» **EXERCISE REQUIREMENTS**
All lines holding the word "NEUESTE" should be located in the records and copied.

» **AVAILABLE DATA**
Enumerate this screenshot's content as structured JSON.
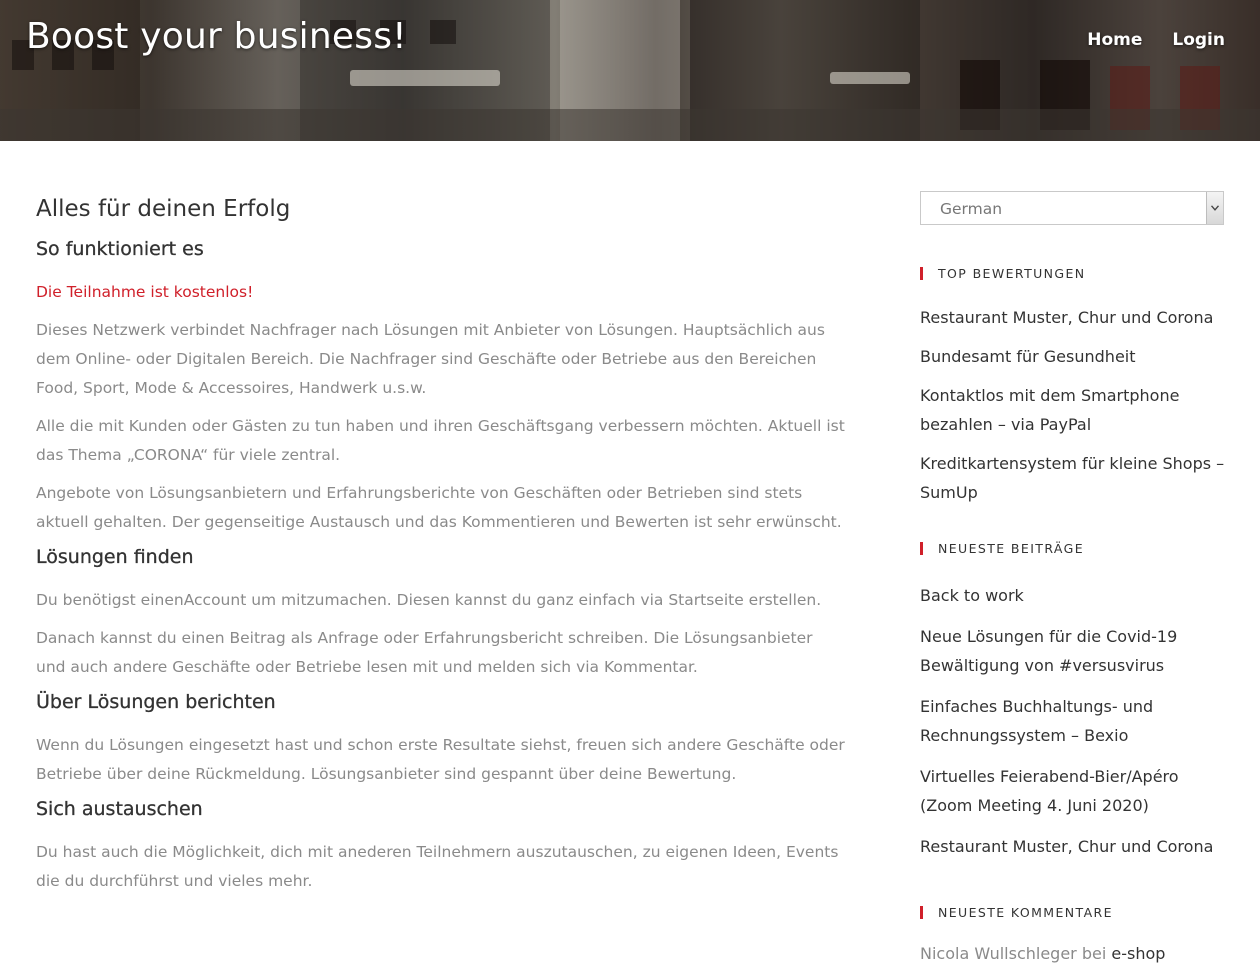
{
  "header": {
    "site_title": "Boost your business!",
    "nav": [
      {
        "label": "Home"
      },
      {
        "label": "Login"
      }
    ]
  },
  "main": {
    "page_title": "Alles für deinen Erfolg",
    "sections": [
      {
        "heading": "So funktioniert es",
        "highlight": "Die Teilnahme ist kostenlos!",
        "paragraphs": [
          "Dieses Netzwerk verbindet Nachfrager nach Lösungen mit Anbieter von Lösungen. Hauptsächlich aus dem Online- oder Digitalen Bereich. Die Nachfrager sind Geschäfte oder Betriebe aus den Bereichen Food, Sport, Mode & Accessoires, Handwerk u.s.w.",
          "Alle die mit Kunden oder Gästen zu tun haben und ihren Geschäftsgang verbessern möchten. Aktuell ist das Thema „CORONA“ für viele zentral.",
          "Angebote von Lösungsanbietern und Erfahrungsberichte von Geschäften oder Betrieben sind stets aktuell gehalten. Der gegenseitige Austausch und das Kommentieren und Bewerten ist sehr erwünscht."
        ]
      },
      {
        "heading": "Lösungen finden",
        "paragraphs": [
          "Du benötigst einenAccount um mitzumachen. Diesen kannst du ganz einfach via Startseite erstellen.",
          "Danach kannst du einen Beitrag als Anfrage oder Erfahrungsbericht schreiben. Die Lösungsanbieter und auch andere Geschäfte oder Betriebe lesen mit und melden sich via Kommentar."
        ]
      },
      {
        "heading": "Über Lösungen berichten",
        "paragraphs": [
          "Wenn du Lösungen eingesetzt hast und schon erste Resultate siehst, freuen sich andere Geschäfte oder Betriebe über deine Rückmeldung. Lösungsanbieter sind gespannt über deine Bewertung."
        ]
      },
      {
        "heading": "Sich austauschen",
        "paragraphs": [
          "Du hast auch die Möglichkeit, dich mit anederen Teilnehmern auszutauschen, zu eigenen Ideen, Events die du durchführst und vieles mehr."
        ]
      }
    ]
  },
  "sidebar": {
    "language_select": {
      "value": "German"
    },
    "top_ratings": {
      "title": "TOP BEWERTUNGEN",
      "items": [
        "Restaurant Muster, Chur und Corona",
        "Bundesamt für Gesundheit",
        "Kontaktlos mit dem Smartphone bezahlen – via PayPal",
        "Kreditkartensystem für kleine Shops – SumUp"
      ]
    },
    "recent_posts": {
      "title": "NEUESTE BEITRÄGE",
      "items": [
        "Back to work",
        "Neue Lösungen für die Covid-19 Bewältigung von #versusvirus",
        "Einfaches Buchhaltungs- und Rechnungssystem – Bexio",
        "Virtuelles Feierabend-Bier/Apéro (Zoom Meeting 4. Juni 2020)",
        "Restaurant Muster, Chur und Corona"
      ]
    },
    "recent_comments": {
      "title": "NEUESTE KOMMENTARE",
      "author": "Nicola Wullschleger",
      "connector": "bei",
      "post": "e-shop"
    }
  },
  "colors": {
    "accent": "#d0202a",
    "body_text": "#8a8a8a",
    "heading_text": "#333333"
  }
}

» **RESULT**
      "title": "NEUESTE BEITRÄGE",
      "title": "NEUESTE KOMMENTARE",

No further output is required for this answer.